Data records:

........

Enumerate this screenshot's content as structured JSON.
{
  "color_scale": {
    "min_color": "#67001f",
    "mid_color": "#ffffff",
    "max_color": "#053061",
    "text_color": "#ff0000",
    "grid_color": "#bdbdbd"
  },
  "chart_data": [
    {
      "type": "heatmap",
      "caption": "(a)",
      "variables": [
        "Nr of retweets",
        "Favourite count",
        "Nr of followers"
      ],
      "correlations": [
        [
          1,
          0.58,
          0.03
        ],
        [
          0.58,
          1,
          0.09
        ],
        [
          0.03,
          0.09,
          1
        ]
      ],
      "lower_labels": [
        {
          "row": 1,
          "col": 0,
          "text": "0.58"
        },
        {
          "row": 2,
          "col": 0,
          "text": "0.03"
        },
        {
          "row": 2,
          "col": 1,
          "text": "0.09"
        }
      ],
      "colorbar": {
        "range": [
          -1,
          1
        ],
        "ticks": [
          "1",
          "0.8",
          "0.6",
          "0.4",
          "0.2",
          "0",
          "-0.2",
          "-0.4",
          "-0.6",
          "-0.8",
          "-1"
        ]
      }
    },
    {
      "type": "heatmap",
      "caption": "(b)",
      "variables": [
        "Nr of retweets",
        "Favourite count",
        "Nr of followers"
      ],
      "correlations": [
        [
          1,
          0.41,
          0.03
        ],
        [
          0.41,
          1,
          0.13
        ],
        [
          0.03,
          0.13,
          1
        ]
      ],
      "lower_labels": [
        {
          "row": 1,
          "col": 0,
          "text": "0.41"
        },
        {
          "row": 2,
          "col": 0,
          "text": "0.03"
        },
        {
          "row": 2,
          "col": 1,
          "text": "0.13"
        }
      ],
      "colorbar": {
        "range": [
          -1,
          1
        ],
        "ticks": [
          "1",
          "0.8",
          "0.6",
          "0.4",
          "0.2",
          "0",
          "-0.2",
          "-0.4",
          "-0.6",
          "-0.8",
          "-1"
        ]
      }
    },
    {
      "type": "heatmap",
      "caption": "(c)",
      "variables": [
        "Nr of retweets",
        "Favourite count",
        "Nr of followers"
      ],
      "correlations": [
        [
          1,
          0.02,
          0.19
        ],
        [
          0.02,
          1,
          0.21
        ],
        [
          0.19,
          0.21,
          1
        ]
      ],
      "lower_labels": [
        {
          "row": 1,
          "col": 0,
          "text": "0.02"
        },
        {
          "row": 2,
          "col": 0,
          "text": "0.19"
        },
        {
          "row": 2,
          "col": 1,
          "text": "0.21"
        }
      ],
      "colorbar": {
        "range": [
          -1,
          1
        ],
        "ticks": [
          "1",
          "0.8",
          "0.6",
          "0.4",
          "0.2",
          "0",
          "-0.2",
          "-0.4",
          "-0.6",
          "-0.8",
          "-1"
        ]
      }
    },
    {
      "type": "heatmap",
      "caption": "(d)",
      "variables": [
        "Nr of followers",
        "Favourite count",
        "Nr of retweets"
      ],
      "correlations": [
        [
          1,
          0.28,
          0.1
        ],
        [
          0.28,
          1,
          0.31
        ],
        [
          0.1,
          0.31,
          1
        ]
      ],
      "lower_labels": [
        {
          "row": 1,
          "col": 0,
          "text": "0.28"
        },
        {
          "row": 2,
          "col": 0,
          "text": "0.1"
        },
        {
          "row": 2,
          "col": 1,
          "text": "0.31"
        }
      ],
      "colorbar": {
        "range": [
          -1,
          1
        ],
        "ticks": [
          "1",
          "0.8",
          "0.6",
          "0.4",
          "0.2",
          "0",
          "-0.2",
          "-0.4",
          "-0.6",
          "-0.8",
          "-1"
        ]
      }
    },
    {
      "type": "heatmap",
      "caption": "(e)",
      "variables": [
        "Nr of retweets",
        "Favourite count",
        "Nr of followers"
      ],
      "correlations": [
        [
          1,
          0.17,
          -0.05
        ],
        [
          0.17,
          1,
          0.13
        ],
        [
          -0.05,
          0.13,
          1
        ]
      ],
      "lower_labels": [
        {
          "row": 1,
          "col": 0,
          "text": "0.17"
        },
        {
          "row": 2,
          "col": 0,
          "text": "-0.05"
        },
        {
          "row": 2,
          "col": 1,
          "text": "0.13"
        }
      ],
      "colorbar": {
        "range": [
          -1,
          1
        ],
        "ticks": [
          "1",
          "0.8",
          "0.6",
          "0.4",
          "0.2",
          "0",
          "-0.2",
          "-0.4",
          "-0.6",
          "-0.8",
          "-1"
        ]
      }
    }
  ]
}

........

● Aim
Return every record above exactly as it appears.

● Result of the task
Enumerate this screenshot's content as structured JSON.
{
  "color_scale": {
    "min_color": "#67001f",
    "mid_color": "#ffffff",
    "max_color": "#053061",
    "text_color": "#ff0000",
    "grid_color": "#bdbdbd"
  },
  "chart_data": [
    {
      "type": "heatmap",
      "caption": "(a)",
      "variables": [
        "Nr of retweets",
        "Favourite count",
        "Nr of followers"
      ],
      "correlations": [
        [
          1,
          0.58,
          0.03
        ],
        [
          0.58,
          1,
          0.09
        ],
        [
          0.03,
          0.09,
          1
        ]
      ],
      "lower_labels": [
        {
          "row": 1,
          "col": 0,
          "text": "0.58"
        },
        {
          "row": 2,
          "col": 0,
          "text": "0.03"
        },
        {
          "row": 2,
          "col": 1,
          "text": "0.09"
        }
      ],
      "colorbar": {
        "range": [
          -1,
          1
        ],
        "ticks": [
          "1",
          "0.8",
          "0.6",
          "0.4",
          "0.2",
          "0",
          "-0.2",
          "-0.4",
          "-0.6",
          "-0.8",
          "-1"
        ]
      }
    },
    {
      "type": "heatmap",
      "caption": "(b)",
      "variables": [
        "Nr of retweets",
        "Favourite count",
        "Nr of followers"
      ],
      "correlations": [
        [
          1,
          0.41,
          0.03
        ],
        [
          0.41,
          1,
          0.13
        ],
        [
          0.03,
          0.13,
          1
        ]
      ],
      "lower_labels": [
        {
          "row": 1,
          "col": 0,
          "text": "0.41"
        },
        {
          "row": 2,
          "col": 0,
          "text": "0.03"
        },
        {
          "row": 2,
          "col": 1,
          "text": "0.13"
        }
      ],
      "colorbar": {
        "range": [
          -1,
          1
        ],
        "ticks": [
          "1",
          "0.8",
          "0.6",
          "0.4",
          "0.2",
          "0",
          "-0.2",
          "-0.4",
          "-0.6",
          "-0.8",
          "-1"
        ]
      }
    },
    {
      "type": "heatmap",
      "caption": "(c)",
      "variables": [
        "Nr of retweets",
        "Favourite count",
        "Nr of followers"
      ],
      "correlations": [
        [
          1,
          0.02,
          0.19
        ],
        [
          0.02,
          1,
          0.21
        ],
        [
          0.19,
          0.21,
          1
        ]
      ],
      "lower_labels": [
        {
          "row": 1,
          "col": 0,
          "text": "0.02"
        },
        {
          "row": 2,
          "col": 0,
          "text": "0.19"
        },
        {
          "row": 2,
          "col": 1,
          "text": "0.21"
        }
      ],
      "colorbar": {
        "range": [
          -1,
          1
        ],
        "ticks": [
          "1",
          "0.8",
          "0.6",
          "0.4",
          "0.2",
          "0",
          "-0.2",
          "-0.4",
          "-0.6",
          "-0.8",
          "-1"
        ]
      }
    },
    {
      "type": "heatmap",
      "caption": "(d)",
      "variables": [
        "Nr of followers",
        "Favourite count",
        "Nr of retweets"
      ],
      "correlations": [
        [
          1,
          0.28,
          0.1
        ],
        [
          0.28,
          1,
          0.31
        ],
        [
          0.1,
          0.31,
          1
        ]
      ],
      "lower_labels": [
        {
          "row": 1,
          "col": 0,
          "text": "0.28"
        },
        {
          "row": 2,
          "col": 0,
          "text": "0.1"
        },
        {
          "row": 2,
          "col": 1,
          "text": "0.31"
        }
      ],
      "colorbar": {
        "range": [
          -1,
          1
        ],
        "ticks": [
          "1",
          "0.8",
          "0.6",
          "0.4",
          "0.2",
          "0",
          "-0.2",
          "-0.4",
          "-0.6",
          "-0.8",
          "-1"
        ]
      }
    },
    {
      "type": "heatmap",
      "caption": "(e)",
      "variables": [
        "Nr of retweets",
        "Favourite count",
        "Nr of followers"
      ],
      "correlations": [
        [
          1,
          0.17,
          -0.05
        ],
        [
          0.17,
          1,
          0.13
        ],
        [
          -0.05,
          0.13,
          1
        ]
      ],
      "lower_labels": [
        {
          "row": 1,
          "col": 0,
          "text": "0.17"
        },
        {
          "row": 2,
          "col": 0,
          "text": "-0.05"
        },
        {
          "row": 2,
          "col": 1,
          "text": "0.13"
        }
      ],
      "colorbar": {
        "range": [
          -1,
          1
        ],
        "ticks": [
          "1",
          "0.8",
          "0.6",
          "0.4",
          "0.2",
          "0",
          "-0.2",
          "-0.4",
          "-0.6",
          "-0.8",
          "-1"
        ]
      }
    }
  ]
}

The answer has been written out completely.